• Exercise requirements:
Make an exact copy of the entries, and keep any pictures out of it.

# Data start

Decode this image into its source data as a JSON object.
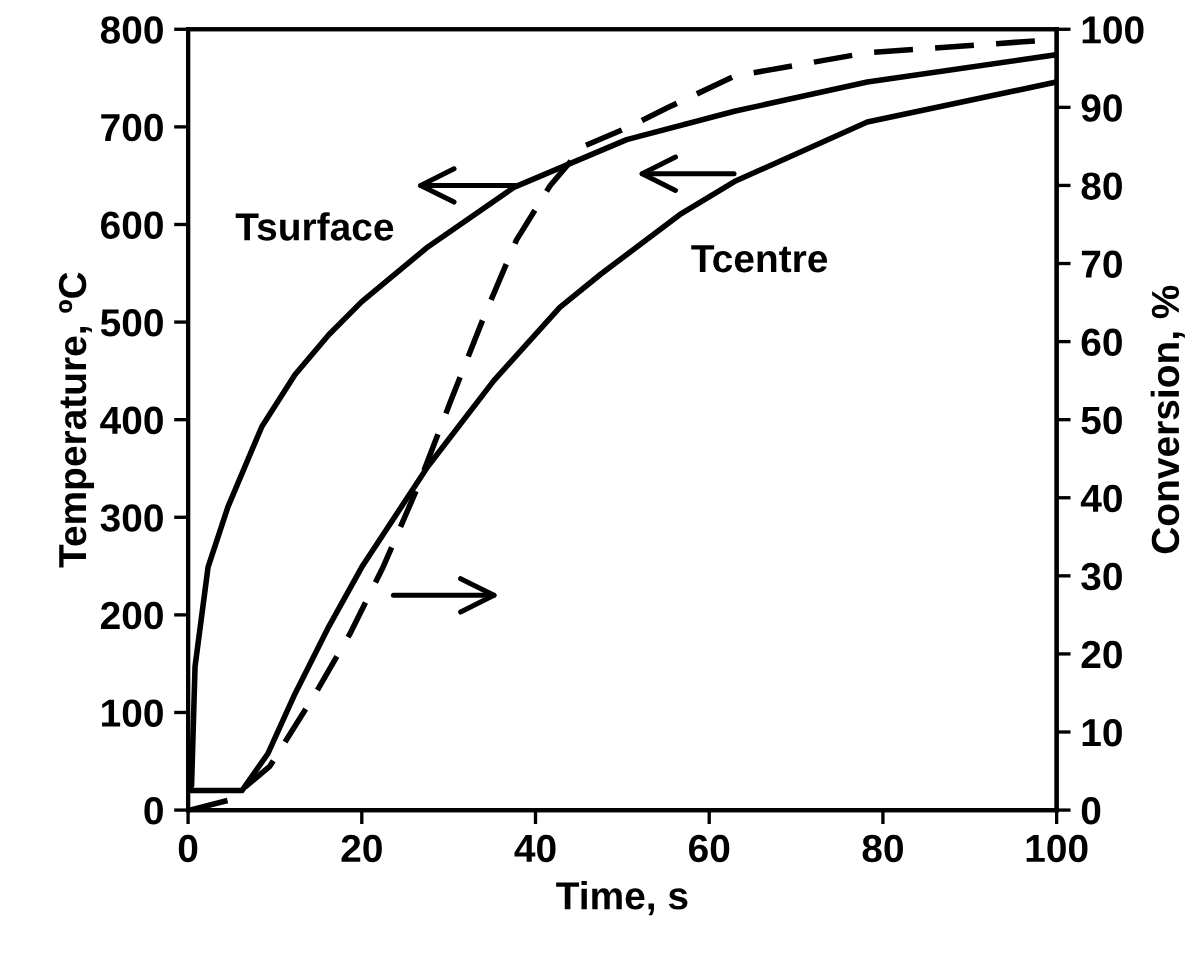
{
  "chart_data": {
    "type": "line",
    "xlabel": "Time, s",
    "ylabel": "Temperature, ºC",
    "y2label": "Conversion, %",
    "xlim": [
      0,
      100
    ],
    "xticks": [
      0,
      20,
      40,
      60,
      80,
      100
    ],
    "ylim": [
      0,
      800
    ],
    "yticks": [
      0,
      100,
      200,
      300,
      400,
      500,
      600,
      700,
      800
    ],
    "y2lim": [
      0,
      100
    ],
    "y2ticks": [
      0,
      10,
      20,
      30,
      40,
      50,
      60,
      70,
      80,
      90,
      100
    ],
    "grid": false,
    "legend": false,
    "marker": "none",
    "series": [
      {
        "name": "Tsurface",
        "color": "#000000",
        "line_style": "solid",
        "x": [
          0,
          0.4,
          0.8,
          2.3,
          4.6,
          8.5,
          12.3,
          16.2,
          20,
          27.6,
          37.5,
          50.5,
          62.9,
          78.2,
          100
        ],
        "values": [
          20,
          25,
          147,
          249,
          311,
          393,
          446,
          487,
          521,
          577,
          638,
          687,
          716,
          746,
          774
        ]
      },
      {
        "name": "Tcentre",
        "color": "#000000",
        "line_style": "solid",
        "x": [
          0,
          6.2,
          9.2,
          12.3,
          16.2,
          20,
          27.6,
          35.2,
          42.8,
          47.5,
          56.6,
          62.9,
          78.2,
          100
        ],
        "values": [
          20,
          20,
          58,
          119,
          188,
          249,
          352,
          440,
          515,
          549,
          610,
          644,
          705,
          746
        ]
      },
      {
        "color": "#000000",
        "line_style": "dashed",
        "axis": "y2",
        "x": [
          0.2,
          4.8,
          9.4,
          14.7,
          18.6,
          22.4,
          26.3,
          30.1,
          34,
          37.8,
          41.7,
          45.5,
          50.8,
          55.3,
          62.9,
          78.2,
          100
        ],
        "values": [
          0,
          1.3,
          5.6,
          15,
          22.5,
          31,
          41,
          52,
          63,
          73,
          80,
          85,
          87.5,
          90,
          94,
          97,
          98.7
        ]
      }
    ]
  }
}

# Data end

• Answer:
Decode this image into its source data as a JSON object.
{
  "chart_data": {
    "type": "line",
    "xlabel": "Time, s",
    "ylabel": "Temperature, ºC",
    "y2label": "Conversion, %",
    "xlim": [
      0,
      100
    ],
    "xticks": [
      0,
      20,
      40,
      60,
      80,
      100
    ],
    "ylim": [
      0,
      800
    ],
    "yticks": [
      0,
      100,
      200,
      300,
      400,
      500,
      600,
      700,
      800
    ],
    "y2lim": [
      0,
      100
    ],
    "y2ticks": [
      0,
      10,
      20,
      30,
      40,
      50,
      60,
      70,
      80,
      90,
      100
    ],
    "grid": false,
    "legend": false,
    "marker": "none",
    "series": [
      {
        "name": "Tsurface",
        "color": "#000000",
        "line_style": "solid",
        "x": [
          0,
          0.4,
          0.8,
          2.3,
          4.6,
          8.5,
          12.3,
          16.2,
          20,
          27.6,
          37.5,
          50.5,
          62.9,
          78.2,
          100
        ],
        "values": [
          20,
          25,
          147,
          249,
          311,
          393,
          446,
          487,
          521,
          577,
          638,
          687,
          716,
          746,
          774
        ]
      },
      {
        "name": "Tcentre",
        "color": "#000000",
        "line_style": "solid",
        "x": [
          0,
          6.2,
          9.2,
          12.3,
          16.2,
          20,
          27.6,
          35.2,
          42.8,
          47.5,
          56.6,
          62.9,
          78.2,
          100
        ],
        "values": [
          20,
          20,
          58,
          119,
          188,
          249,
          352,
          440,
          515,
          549,
          610,
          644,
          705,
          746
        ]
      },
      {
        "color": "#000000",
        "line_style": "dashed",
        "axis": "y2",
        "x": [
          0.2,
          4.8,
          9.4,
          14.7,
          18.6,
          22.4,
          26.3,
          30.1,
          34,
          37.8,
          41.7,
          45.5,
          50.8,
          55.3,
          62.9,
          78.2,
          100
        ],
        "values": [
          0,
          1.3,
          5.6,
          15,
          22.5,
          31,
          41,
          52,
          63,
          73,
          80,
          85,
          87.5,
          90,
          94,
          97,
          98.7
        ]
      }
    ]
  }
}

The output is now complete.